WHAT TO PRODUCE >>
Transcribe the records exactly. Pictures do not belong in the transcription.

##############################

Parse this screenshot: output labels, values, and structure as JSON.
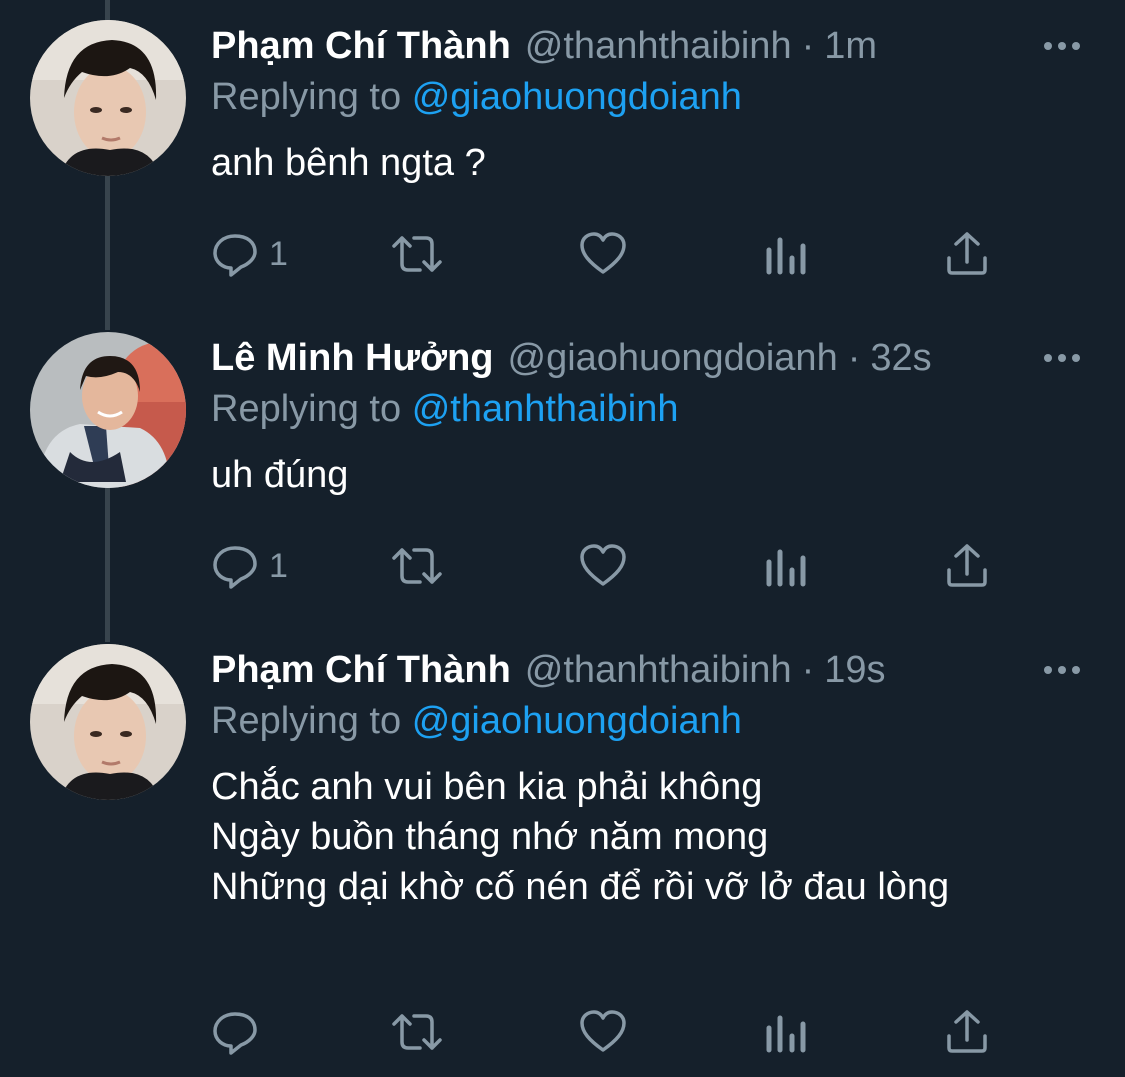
{
  "tweets": [
    {
      "name": "Phạm Chí Thành",
      "handle": "@thanhthaibinh",
      "time": "1m",
      "replying_prefix": "Replying to",
      "replying_to": "@giaohuongdoianh",
      "lines": [
        "anh bênh ngta ?"
      ],
      "reply_count": "1",
      "avatar": "avatar-dark-hair"
    },
    {
      "name": "Lê Minh Hưởng",
      "handle": "@giaohuongdoianh",
      "time": "32s",
      "replying_prefix": "Replying to",
      "replying_to": "@thanhthaibinh",
      "lines": [
        "uh đúng"
      ],
      "reply_count": "1",
      "avatar": "avatar-smiling"
    },
    {
      "name": "Phạm Chí Thành",
      "handle": "@thanhthaibinh",
      "time": "19s",
      "replying_prefix": "Replying to",
      "replying_to": "@giaohuongdoianh",
      "lines": [
        "Chắc anh vui bên kia phải không",
        "Ngày buồn tháng nhớ năm mong",
        "Những dại khờ cố nén để rồi vỡ lở đau lòng"
      ],
      "reply_count": "",
      "avatar": "avatar-dark-hair"
    }
  ],
  "icons": {
    "reply": "reply-icon",
    "retweet": "retweet-icon",
    "like": "heart-icon",
    "analytics": "analytics-icon",
    "share": "share-icon",
    "more": "more-icon"
  },
  "colors": {
    "background": "#15202b",
    "secondary_text": "#8899a6",
    "mention": "#1da1f2",
    "thread_line": "#38444d"
  },
  "separator": "·"
}
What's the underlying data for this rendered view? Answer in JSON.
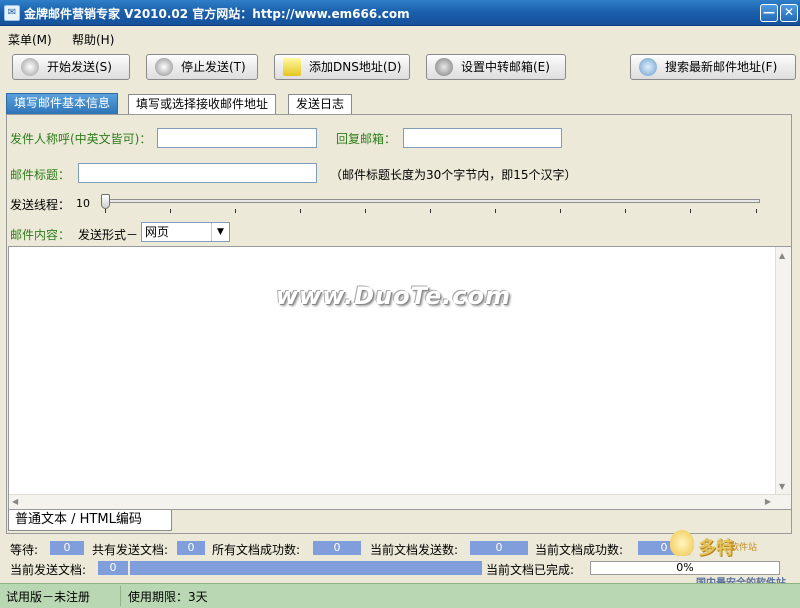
{
  "window": {
    "title": "金牌邮件营销专家 V2010.02  官方网站：http://www.em666.com",
    "app_icon_glyph": "✉",
    "minimize_glyph": "—",
    "close_glyph": "✕"
  },
  "menu": {
    "items": [
      "菜单(M)",
      "帮助(H)"
    ]
  },
  "toolbar": {
    "start": "开始发送(S)",
    "stop": "停止发送(T)",
    "add_dns": "添加DNS地址(D)",
    "relay": "设置中转邮箱(E)",
    "search": "搜索最新邮件地址(F)"
  },
  "tabs": [
    "填写邮件基本信息",
    "填写或选择接收邮件地址",
    "发送日志"
  ],
  "form": {
    "sender_label": "发件人称呼(中英文皆可)：",
    "sender_value": "",
    "reply_label": "回复邮箱：",
    "reply_value": "",
    "subject_label": "邮件标题：",
    "subject_value": "",
    "subject_hint": "（邮件标题长度为30个字节内，即15个汉字）",
    "threads_label": "发送线程：",
    "threads_value": "10",
    "content_label": "邮件内容：",
    "send_mode_label": "发送形式－",
    "send_mode_value": "网页"
  },
  "editor": {
    "watermark": "www.DuoTe.com",
    "mode_tab": "普通文本 / HTML编码",
    "arrow_up": "▲",
    "arrow_down": "▼",
    "arrow_left": "◀",
    "arrow_right": "▶"
  },
  "stats": {
    "waiting_label": "等待:",
    "waiting_value": "0",
    "total_docs_label": "共有发送文档:",
    "total_docs_value": "0",
    "all_success_label": "所有文档成功数:",
    "all_success_value": "0",
    "current_sent_label": "当前文档发送数:",
    "current_sent_value": "0",
    "current_success_label": "当前文档成功数:",
    "current_success_value": "0",
    "current_doc_label": "当前发送文档:",
    "current_doc_value": "0",
    "current_done_label": "当前文档已完成:",
    "current_done_value": "0%"
  },
  "statusbar": {
    "license": "试用版－未注册",
    "expiry_label": "使用期限：3天"
  },
  "logo": {
    "name": "多特",
    "sub": "软件站",
    "slogan": "国内最安全的软件站"
  },
  "colors": {
    "title_bar": "#1a5eaa",
    "accent_tab": "#2d75b8",
    "status_green": "#b9d7b2",
    "stat_fill": "#7f9edb",
    "label_green": "#2e7d1a"
  }
}
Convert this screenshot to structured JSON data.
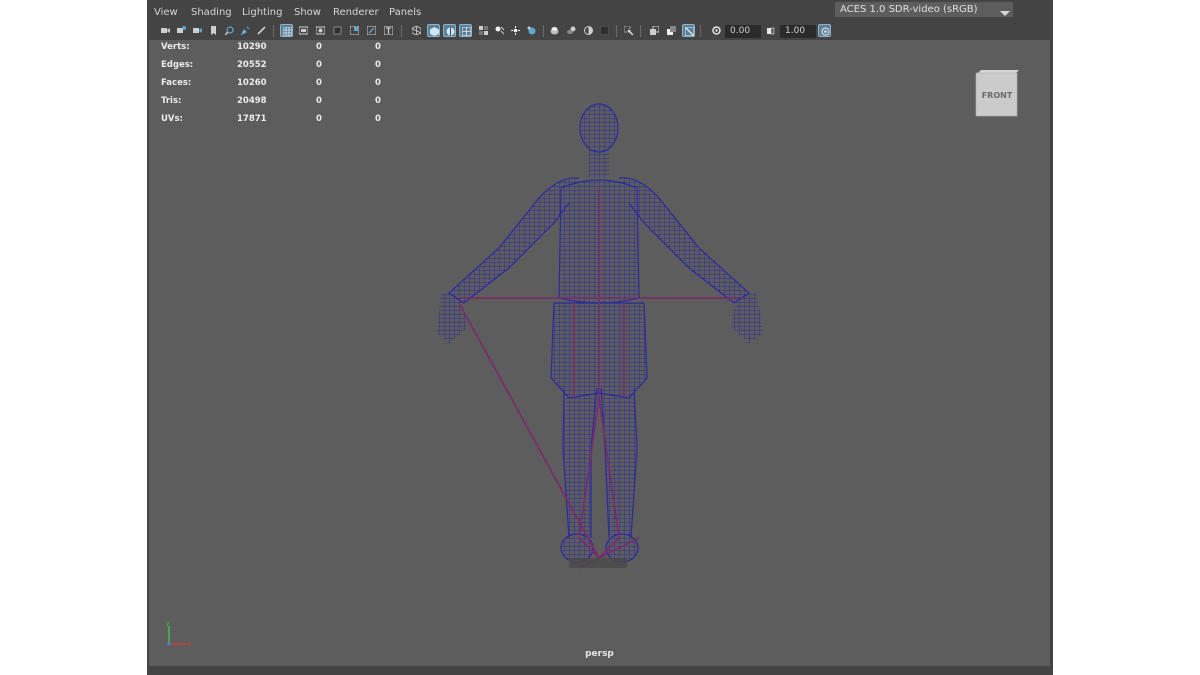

##############################

PROBLEM SOLUTION >>
Parse this screenshot: output labels, values, and structure as JSON.
{
  "tweets": [
    {
      "name": "Phạm Chí Thành",
      "handle": "@thanhthaibinh",
      "time": "1m",
      "replying_prefix": "Replying to",
      "replying_to": "@giaohuongdoianh",
      "lines": [
        "anh bênh ngta ?"
      ],
      "reply_count": "1",
      "avatar": "avatar-dark-hair"
    },
    {
      "name": "Lê Minh Hưởng",
      "handle": "@giaohuongdoianh",
      "time": "32s",
      "replying_prefix": "Replying to",
      "replying_to": "@thanhthaibinh",
      "lines": [
        "uh đúng"
      ],
      "reply_count": "1",
      "avatar": "avatar-smiling"
    },
    {
      "name": "Phạm Chí Thành",
      "handle": "@thanhthaibinh",
      "time": "19s",
      "replying_prefix": "Replying to",
      "replying_to": "@giaohuongdoianh",
      "lines": [
        "Chắc anh vui bên kia phải không",
        "Ngày buồn tháng nhớ năm mong",
        "Những dại khờ cố nén để rồi vỡ lở đau lòng"
      ],
      "reply_count": "",
      "avatar": "avatar-dark-hair"
    }
  ],
  "icons": {
    "reply": "reply-icon",
    "retweet": "retweet-icon",
    "like": "heart-icon",
    "analytics": "analytics-icon",
    "share": "share-icon",
    "more": "more-icon"
  },
  "colors": {
    "background": "#15202b",
    "secondary_text": "#8899a6",
    "mention": "#1da1f2",
    "thread_line": "#38444d"
  },
  "separator": "·"
}
What's the underlying data for this rendered view? Answer in JSON.
{
  "window": {
    "title": "金牌邮件营销专家 V2010.02  官方网站：http://www.em666.com",
    "app_icon_glyph": "✉",
    "minimize_glyph": "—",
    "close_glyph": "✕"
  },
  "menu": {
    "items": [
      "菜单(M)",
      "帮助(H)"
    ]
  },
  "toolbar": {
    "start": "开始发送(S)",
    "stop": "停止发送(T)",
    "add_dns": "添加DNS地址(D)",
    "relay": "设置中转邮箱(E)",
    "search": "搜索最新邮件地址(F)"
  },
  "tabs": [
    "填写邮件基本信息",
    "填写或选择接收邮件地址",
    "发送日志"
  ],
  "form": {
    "sender_label": "发件人称呼(中英文皆可)：",
    "sender_value": "",
    "reply_label": "回复邮箱：",
    "reply_value": "",
    "subject_label": "邮件标题：",
    "subject_value": "",
    "subject_hint": "（邮件标题长度为30个字节内，即15个汉字）",
    "threads_label": "发送线程：",
    "threads_value": "10",
    "content_label": "邮件内容：",
    "send_mode_label": "发送形式－",
    "send_mode_value": "网页"
  },
  "editor": {
    "watermark": "www.DuoTe.com",
    "mode_tab": "普通文本 / HTML编码",
    "arrow_up": "▲",
    "arrow_down": "▼",
    "arrow_left": "◀",
    "arrow_right": "▶"
  },
  "stats": {
    "waiting_label": "等待:",
    "waiting_value": "0",
    "total_docs_label": "共有发送文档:",
    "total_docs_value": "0",
    "all_success_label": "所有文档成功数:",
    "all_success_value": "0",
    "current_sent_label": "当前文档发送数:",
    "current_sent_value": "0",
    "current_success_label": "当前文档成功数:",
    "current_success_value": "0",
    "current_doc_label": "当前发送文档:",
    "current_doc_value": "0",
    "current_done_label": "当前文档已完成:",
    "current_done_value": "0%"
  },
  "statusbar": {
    "license": "试用版－未注册",
    "expiry_label": "使用期限：3天"
  },
  "logo": {
    "name": "多特",
    "sub": "软件站",
    "slogan": "国内最安全的软件站"
  },
  "colors": {
    "title_bar": "#1a5eaa",
    "accent_tab": "#2d75b8",
    "status_green": "#b9d7b2",
    "stat_fill": "#7f9edb",
    "label_green": "#2e7d1a"
  }
}
Convert this screenshot to structured JSON data.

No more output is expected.